* begin Records shown *

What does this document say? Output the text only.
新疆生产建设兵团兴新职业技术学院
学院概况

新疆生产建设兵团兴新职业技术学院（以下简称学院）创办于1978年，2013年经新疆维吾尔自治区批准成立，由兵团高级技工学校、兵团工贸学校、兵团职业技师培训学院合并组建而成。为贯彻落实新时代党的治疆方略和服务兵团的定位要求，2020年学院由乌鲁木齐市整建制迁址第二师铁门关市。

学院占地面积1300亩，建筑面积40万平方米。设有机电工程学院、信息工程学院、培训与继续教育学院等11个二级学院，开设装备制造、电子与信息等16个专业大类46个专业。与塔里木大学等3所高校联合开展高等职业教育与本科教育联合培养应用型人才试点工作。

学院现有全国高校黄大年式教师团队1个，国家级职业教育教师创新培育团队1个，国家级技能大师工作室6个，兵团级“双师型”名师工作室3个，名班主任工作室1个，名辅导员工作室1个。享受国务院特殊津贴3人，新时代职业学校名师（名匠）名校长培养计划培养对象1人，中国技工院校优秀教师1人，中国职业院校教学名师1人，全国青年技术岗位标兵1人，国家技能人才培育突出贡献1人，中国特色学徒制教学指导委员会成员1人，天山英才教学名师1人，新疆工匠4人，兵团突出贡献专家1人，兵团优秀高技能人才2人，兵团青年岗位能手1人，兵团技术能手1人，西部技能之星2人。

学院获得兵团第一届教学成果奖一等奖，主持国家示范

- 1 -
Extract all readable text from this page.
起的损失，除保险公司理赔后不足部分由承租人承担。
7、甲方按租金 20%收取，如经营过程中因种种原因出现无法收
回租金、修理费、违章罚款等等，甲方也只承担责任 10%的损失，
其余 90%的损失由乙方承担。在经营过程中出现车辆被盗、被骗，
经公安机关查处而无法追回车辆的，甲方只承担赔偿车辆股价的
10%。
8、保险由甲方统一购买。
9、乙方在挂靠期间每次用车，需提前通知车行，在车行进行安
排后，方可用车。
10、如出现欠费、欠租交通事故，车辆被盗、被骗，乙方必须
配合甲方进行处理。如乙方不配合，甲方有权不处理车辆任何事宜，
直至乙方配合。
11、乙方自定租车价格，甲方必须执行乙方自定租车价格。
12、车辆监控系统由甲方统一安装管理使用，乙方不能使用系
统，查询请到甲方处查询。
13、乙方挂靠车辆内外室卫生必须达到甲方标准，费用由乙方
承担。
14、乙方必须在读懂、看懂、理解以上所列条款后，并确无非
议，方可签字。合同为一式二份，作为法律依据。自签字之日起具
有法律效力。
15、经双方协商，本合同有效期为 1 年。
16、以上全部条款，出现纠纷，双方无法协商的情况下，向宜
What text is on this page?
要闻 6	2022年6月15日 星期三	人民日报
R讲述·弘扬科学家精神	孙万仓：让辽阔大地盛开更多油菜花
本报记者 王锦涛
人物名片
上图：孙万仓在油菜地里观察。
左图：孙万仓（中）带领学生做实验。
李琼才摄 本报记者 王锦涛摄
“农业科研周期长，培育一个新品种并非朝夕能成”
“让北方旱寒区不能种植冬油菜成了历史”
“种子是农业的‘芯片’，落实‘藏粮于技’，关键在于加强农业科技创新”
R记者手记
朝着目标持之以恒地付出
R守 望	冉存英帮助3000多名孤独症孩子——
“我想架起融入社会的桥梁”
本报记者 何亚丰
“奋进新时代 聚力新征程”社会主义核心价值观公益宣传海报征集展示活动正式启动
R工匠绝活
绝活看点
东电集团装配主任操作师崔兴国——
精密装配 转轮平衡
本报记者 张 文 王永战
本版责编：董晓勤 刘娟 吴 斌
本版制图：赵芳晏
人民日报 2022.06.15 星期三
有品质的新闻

* end Records shown *

(Exercise description): The records above should be repeated in full, exactly as given.

(Completed exercise):
What does this document say? Output the text only.
新疆生产建设兵团兴新职业技术学院
学院概况

新疆生产建设兵团兴新职业技术学院（以下简称学院）创办于1978年，2013年经新疆维吾尔自治区批准成立，由兵团高级技工学校、兵团工贸学校、兵团职业技师培训学院合并组建而成。为贯彻落实新时代党的治疆方略和服务兵团的定位要求，2020年学院由乌鲁木齐市整建制迁址第二师铁门关市。

学院占地面积1300亩，建筑面积40万平方米。设有机电工程学院、信息工程学院、培训与继续教育学院等11个二级学院，开设装备制造、电子与信息等16个专业大类46个专业。与塔里木大学等3所高校联合开展高等职业教育与本科教育联合培养应用型人才试点工作。

学院现有全国高校黄大年式教师团队1个，国家级职业教育教师创新培育团队1个，国家级技能大师工作室6个，兵团级“双师型”名师工作室3个，名班主任工作室1个，名辅导员工作室1个。享受国务院特殊津贴3人，新时代职业学校名师（名匠）名校长培养计划培养对象1人，中国技工院校优秀教师1人，中国职业院校教学名师1人，全国青年技术岗位标兵1人，国家技能人才培育突出贡献1人，中国特色学徒制教学指导委员会成员1人，天山英才教学名师1人，新疆工匠4人，兵团突出贡献专家1人，兵团优秀高技能人才2人，兵团青年岗位能手1人，兵团技术能手1人，西部技能之星2人。

学院获得兵团第一届教学成果奖一等奖，主持国家示范

- 1 -
Extract all readable text from this page.
起的损失，除保险公司理赔后不足部分由承租人承担。
7、甲方按租金 20%收取，如经营过程中因种种原因出现无法收
回租金、修理费、违章罚款等等，甲方也只承担责任 10%的损失，
其余 90%的损失由乙方承担。在经营过程中出现车辆被盗、被骗，
经公安机关查处而无法追回车辆的，甲方只承担赔偿车辆股价的
10%。
8、保险由甲方统一购买。
9、乙方在挂靠期间每次用车，需提前通知车行，在车行进行安
排后，方可用车。
10、如出现欠费、欠租交通事故，车辆被盗、被骗，乙方必须
配合甲方进行处理。如乙方不配合，甲方有权不处理车辆任何事宜，
直至乙方配合。
11、乙方自定租车价格，甲方必须执行乙方自定租车价格。
12、车辆监控系统由甲方统一安装管理使用，乙方不能使用系
统，查询请到甲方处查询。
13、乙方挂靠车辆内外室卫生必须达到甲方标准，费用由乙方
承担。
14、乙方必须在读懂、看懂、理解以上所列条款后，并确无非
议，方可签字。合同为一式二份，作为法律依据。自签字之日起具
有法律效力。
15、经双方协商，本合同有效期为 1 年。
16、以上全部条款，出现纠纷，双方无法协商的情况下，向宜
What text is on this page?
要闻 6	2022年6月15日 星期三	人民日报
R讲述·弘扬科学家精神	孙万仓：让辽阔大地盛开更多油菜花
本报记者 王锦涛
人物名片
上图：孙万仓在油菜地里观察。
左图：孙万仓（中）带领学生做实验。
李琼才摄 本报记者 王锦涛摄
“农业科研周期长，培育一个新品种并非朝夕能成”
“让北方旱寒区不能种植冬油菜成了历史”
“种子是农业的‘芯片’，落实‘藏粮于技’，关键在于加强农业科技创新”
R记者手记
朝着目标持之以恒地付出
R守 望	冉存英帮助3000多名孤独症孩子——
“我想架起融入社会的桥梁”
本报记者 何亚丰
“奋进新时代 聚力新征程”社会主义核心价值观公益宣传海报征集展示活动正式启动
R工匠绝活
绝活看点
东电集团装配主任操作师崔兴国——
精密装配 转轮平衡
本报记者 张 文 王永战
本版责编：董晓勤 刘娟 吴 斌
本版制图：赵芳晏
人民日报 2022.06.15 星期三
有品质的新闻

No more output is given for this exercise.